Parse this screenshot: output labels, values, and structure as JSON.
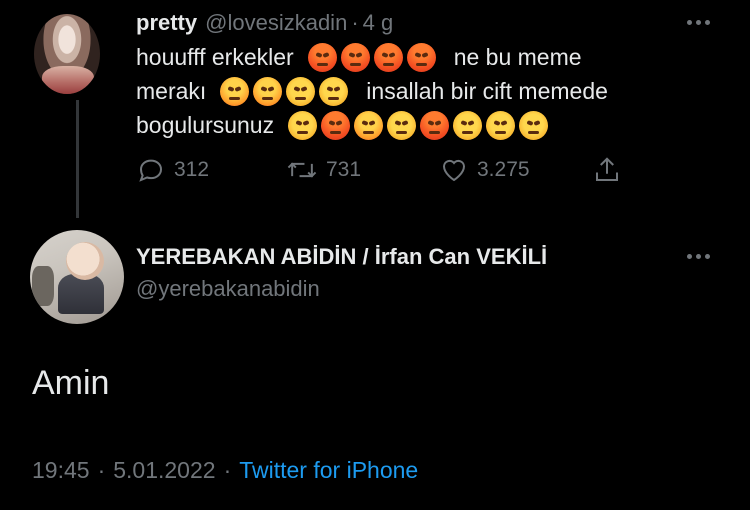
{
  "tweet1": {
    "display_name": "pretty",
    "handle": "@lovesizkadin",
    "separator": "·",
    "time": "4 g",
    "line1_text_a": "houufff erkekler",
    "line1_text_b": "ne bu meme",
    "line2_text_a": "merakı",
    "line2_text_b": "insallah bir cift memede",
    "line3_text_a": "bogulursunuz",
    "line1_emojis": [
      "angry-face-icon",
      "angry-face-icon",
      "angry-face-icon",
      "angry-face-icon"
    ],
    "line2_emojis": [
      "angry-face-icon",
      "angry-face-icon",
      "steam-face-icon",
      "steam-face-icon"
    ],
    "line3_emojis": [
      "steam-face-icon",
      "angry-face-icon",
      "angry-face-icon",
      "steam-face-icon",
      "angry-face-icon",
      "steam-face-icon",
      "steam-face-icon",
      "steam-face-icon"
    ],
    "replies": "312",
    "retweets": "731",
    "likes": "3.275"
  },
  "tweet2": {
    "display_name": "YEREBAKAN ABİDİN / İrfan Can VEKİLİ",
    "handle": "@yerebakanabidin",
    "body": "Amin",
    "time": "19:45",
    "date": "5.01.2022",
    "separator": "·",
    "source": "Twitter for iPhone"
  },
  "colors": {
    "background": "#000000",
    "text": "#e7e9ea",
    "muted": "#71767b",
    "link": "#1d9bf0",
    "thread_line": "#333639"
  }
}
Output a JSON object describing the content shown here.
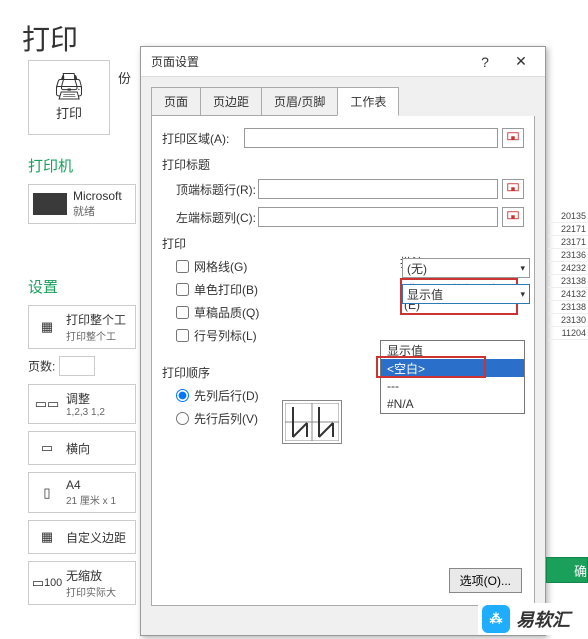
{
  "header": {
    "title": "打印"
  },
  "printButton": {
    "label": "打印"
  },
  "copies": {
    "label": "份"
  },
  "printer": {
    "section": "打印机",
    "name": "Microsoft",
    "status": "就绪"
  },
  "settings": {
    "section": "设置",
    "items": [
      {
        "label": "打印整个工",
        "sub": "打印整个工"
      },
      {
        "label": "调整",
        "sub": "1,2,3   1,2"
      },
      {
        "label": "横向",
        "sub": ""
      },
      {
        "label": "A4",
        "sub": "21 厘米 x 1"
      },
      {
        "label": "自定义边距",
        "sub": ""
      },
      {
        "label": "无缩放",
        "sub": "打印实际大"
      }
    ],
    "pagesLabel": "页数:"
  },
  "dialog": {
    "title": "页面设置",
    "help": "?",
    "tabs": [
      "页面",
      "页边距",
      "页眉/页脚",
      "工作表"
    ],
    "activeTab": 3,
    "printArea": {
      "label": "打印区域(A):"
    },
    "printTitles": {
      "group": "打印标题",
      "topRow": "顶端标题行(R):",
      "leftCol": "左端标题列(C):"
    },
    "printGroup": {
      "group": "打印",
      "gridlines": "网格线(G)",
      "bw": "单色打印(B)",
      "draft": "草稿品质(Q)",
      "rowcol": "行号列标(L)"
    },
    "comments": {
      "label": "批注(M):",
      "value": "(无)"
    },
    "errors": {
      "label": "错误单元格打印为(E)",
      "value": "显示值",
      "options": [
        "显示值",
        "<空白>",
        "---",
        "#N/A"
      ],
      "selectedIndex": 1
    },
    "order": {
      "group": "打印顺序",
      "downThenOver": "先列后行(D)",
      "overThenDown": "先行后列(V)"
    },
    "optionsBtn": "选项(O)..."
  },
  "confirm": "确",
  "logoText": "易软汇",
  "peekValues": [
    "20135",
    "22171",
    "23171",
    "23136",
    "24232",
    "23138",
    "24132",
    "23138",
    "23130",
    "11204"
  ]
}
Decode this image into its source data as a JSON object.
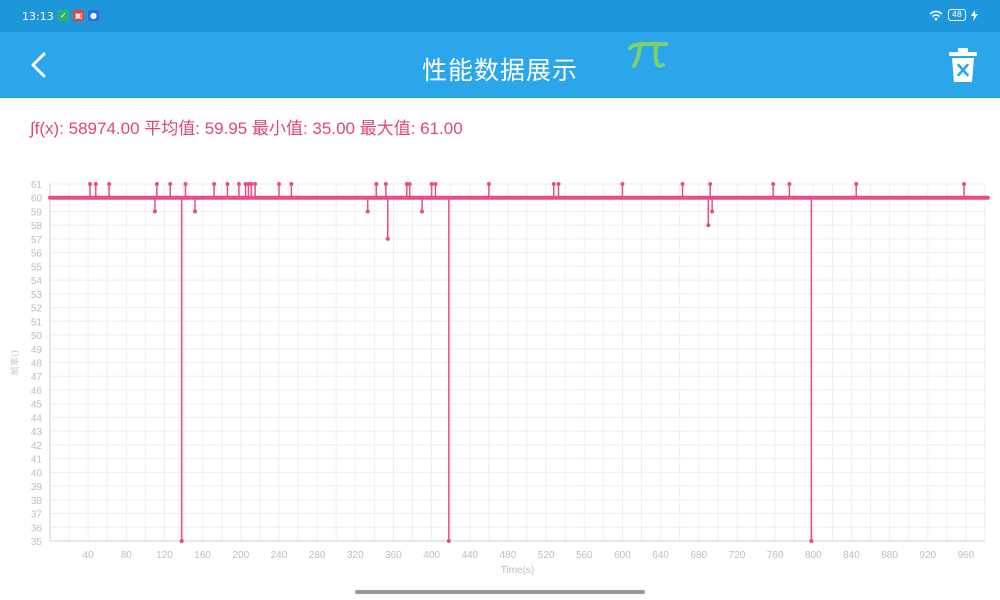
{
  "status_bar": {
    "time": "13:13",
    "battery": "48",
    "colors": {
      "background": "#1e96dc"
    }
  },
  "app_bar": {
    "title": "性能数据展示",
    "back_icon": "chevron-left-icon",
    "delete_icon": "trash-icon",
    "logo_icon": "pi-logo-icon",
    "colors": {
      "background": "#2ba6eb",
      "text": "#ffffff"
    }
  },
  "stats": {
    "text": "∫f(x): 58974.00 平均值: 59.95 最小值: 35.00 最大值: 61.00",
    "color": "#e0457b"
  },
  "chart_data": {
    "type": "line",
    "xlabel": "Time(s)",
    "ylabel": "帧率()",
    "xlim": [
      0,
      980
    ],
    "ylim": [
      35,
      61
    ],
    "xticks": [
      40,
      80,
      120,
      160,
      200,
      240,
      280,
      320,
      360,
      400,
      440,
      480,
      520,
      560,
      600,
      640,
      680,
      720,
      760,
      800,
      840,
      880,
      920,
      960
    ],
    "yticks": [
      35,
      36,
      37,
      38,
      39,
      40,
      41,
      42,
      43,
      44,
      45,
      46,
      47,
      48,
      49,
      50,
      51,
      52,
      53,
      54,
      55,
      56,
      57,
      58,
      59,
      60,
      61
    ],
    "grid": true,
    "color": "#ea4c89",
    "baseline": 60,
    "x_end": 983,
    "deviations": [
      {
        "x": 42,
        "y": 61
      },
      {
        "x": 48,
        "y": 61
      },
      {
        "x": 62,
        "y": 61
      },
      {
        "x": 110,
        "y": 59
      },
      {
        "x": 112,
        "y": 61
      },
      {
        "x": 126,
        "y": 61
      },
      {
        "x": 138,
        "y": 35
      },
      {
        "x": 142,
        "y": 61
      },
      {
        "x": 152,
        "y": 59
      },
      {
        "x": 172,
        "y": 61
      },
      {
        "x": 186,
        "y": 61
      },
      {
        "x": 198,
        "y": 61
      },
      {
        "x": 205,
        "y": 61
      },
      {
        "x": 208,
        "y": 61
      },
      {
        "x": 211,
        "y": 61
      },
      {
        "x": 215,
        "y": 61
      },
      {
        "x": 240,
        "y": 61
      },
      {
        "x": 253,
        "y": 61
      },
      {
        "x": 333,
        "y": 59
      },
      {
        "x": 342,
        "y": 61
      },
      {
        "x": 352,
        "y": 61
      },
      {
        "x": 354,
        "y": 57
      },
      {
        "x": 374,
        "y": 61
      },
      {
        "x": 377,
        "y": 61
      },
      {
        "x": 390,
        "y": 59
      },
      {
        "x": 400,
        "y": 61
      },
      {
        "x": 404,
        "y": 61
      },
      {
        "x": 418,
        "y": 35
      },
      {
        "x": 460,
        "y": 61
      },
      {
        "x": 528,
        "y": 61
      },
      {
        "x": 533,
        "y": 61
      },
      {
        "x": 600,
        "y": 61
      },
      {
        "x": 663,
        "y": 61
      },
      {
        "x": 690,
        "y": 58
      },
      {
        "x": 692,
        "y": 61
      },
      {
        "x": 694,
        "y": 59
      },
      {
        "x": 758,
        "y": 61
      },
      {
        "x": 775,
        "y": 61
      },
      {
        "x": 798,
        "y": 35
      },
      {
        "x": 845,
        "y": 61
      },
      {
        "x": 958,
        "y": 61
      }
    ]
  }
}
——————
[Aim of the task]
Your task is to return the entries above exactly, with no pictures.

[Problem solution]
Parse this screenshot: output labels, values, and structure as JSON.
{
  "tweet1": {
    "display_name": "pretty",
    "handle": "@lovesizkadin",
    "separator": "·",
    "time": "4 g",
    "line1_text_a": "houufff erkekler",
    "line1_text_b": "ne bu meme",
    "line2_text_a": "merakı",
    "line2_text_b": "insallah bir cift memede",
    "line3_text_a": "bogulursunuz",
    "line1_emojis": [
      "angry-face-icon",
      "angry-face-icon",
      "angry-face-icon",
      "angry-face-icon"
    ],
    "line2_emojis": [
      "angry-face-icon",
      "angry-face-icon",
      "steam-face-icon",
      "steam-face-icon"
    ],
    "line3_emojis": [
      "steam-face-icon",
      "angry-face-icon",
      "angry-face-icon",
      "steam-face-icon",
      "angry-face-icon",
      "steam-face-icon",
      "steam-face-icon",
      "steam-face-icon"
    ],
    "replies": "312",
    "retweets": "731",
    "likes": "3.275"
  },
  "tweet2": {
    "display_name": "YEREBAKAN ABİDİN / İrfan Can VEKİLİ",
    "handle": "@yerebakanabidin",
    "body": "Amin",
    "time": "19:45",
    "date": "5.01.2022",
    "separator": "·",
    "source": "Twitter for iPhone"
  },
  "colors": {
    "background": "#000000",
    "text": "#e7e9ea",
    "muted": "#71767b",
    "link": "#1d9bf0",
    "thread_line": "#333639"
  }
}
Output a JSON object describing the content shown here.
{
  "header": {
    "title": "打印"
  },
  "printButton": {
    "label": "打印"
  },
  "copies": {
    "label": "份"
  },
  "printer": {
    "section": "打印机",
    "name": "Microsoft",
    "status": "就绪"
  },
  "settings": {
    "section": "设置",
    "items": [
      {
        "label": "打印整个工",
        "sub": "打印整个工"
      },
      {
        "label": "调整",
        "sub": "1,2,3   1,2"
      },
      {
        "label": "横向",
        "sub": ""
      },
      {
        "label": "A4",
        "sub": "21 厘米 x 1"
      },
      {
        "label": "自定义边距",
        "sub": ""
      },
      {
        "label": "无缩放",
        "sub": "打印实际大"
      }
    ],
    "pagesLabel": "页数:"
  },
  "dialog": {
    "title": "页面设置",
    "help": "?",
    "tabs": [
      "页面",
      "页边距",
      "页眉/页脚",
      "工作表"
    ],
    "activeTab": 3,
    "printArea": {
      "label": "打印区域(A):"
    },
    "printTitles": {
      "group": "打印标题",
      "topRow": "顶端标题行(R):",
      "leftCol": "左端标题列(C):"
    },
    "printGroup": {
      "group": "打印",
      "gridlines": "网格线(G)",
      "bw": "单色打印(B)",
      "draft": "草稿品质(Q)",
      "rowcol": "行号列标(L)"
    },
    "comments": {
      "label": "批注(M):",
      "value": "(无)"
    },
    "errors": {
      "label": "错误单元格打印为(E)",
      "value": "显示值",
      "options": [
        "显示值",
        "<空白>",
        "---",
        "#N/A"
      ],
      "selectedIndex": 1
    },
    "order": {
      "group": "打印顺序",
      "downThenOver": "先列后行(D)",
      "overThenDown": "先行后列(V)"
    },
    "optionsBtn": "选项(O)..."
  },
  "confirm": "确",
  "logoText": "易软汇",
  "peekValues": [
    "20135",
    "22171",
    "23171",
    "23136",
    "24232",
    "23138",
    "24132",
    "23138",
    "23130",
    "11204"
  ]
}
Decode this image into its source data as a JSON object.
{
  "status_bar": {
    "time": "13:13",
    "battery": "48",
    "colors": {
      "background": "#1e96dc"
    }
  },
  "app_bar": {
    "title": "性能数据展示",
    "back_icon": "chevron-left-icon",
    "delete_icon": "trash-icon",
    "logo_icon": "pi-logo-icon",
    "colors": {
      "background": "#2ba6eb",
      "text": "#ffffff"
    }
  },
  "stats": {
    "text": "∫f(x): 58974.00 平均值: 59.95 最小值: 35.00 最大值: 61.00",
    "color": "#e0457b"
  },
  "chart_data": {
    "type": "line",
    "xlabel": "Time(s)",
    "ylabel": "帧率()",
    "xlim": [
      0,
      980
    ],
    "ylim": [
      35,
      61
    ],
    "xticks": [
      40,
      80,
      120,
      160,
      200,
      240,
      280,
      320,
      360,
      400,
      440,
      480,
      520,
      560,
      600,
      640,
      680,
      720,
      760,
      800,
      840,
      880,
      920,
      960
    ],
    "yticks": [
      35,
      36,
      37,
      38,
      39,
      40,
      41,
      42,
      43,
      44,
      45,
      46,
      47,
      48,
      49,
      50,
      51,
      52,
      53,
      54,
      55,
      56,
      57,
      58,
      59,
      60,
      61
    ],
    "grid": true,
    "color": "#ea4c89",
    "baseline": 60,
    "x_end": 983,
    "deviations": [
      {
        "x": 42,
        "y": 61
      },
      {
        "x": 48,
        "y": 61
      },
      {
        "x": 62,
        "y": 61
      },
      {
        "x": 110,
        "y": 59
      },
      {
        "x": 112,
        "y": 61
      },
      {
        "x": 126,
        "y": 61
      },
      {
        "x": 138,
        "y": 35
      },
      {
        "x": 142,
        "y": 61
      },
      {
        "x": 152,
        "y": 59
      },
      {
        "x": 172,
        "y": 61
      },
      {
        "x": 186,
        "y": 61
      },
      {
        "x": 198,
        "y": 61
      },
      {
        "x": 205,
        "y": 61
      },
      {
        "x": 208,
        "y": 61
      },
      {
        "x": 211,
        "y": 61
      },
      {
        "x": 215,
        "y": 61
      },
      {
        "x": 240,
        "y": 61
      },
      {
        "x": 253,
        "y": 61
      },
      {
        "x": 333,
        "y": 59
      },
      {
        "x": 342,
        "y": 61
      },
      {
        "x": 352,
        "y": 61
      },
      {
        "x": 354,
        "y": 57
      },
      {
        "x": 374,
        "y": 61
      },
      {
        "x": 377,
        "y": 61
      },
      {
        "x": 390,
        "y": 59
      },
      {
        "x": 400,
        "y": 61
      },
      {
        "x": 404,
        "y": 61
      },
      {
        "x": 418,
        "y": 35
      },
      {
        "x": 460,
        "y": 61
      },
      {
        "x": 528,
        "y": 61
      },
      {
        "x": 533,
        "y": 61
      },
      {
        "x": 600,
        "y": 61
      },
      {
        "x": 663,
        "y": 61
      },
      {
        "x": 690,
        "y": 58
      },
      {
        "x": 692,
        "y": 61
      },
      {
        "x": 694,
        "y": 59
      },
      {
        "x": 758,
        "y": 61
      },
      {
        "x": 775,
        "y": 61
      },
      {
        "x": 798,
        "y": 35
      },
      {
        "x": 845,
        "y": 61
      },
      {
        "x": 958,
        "y": 61
      }
    ]
  }
}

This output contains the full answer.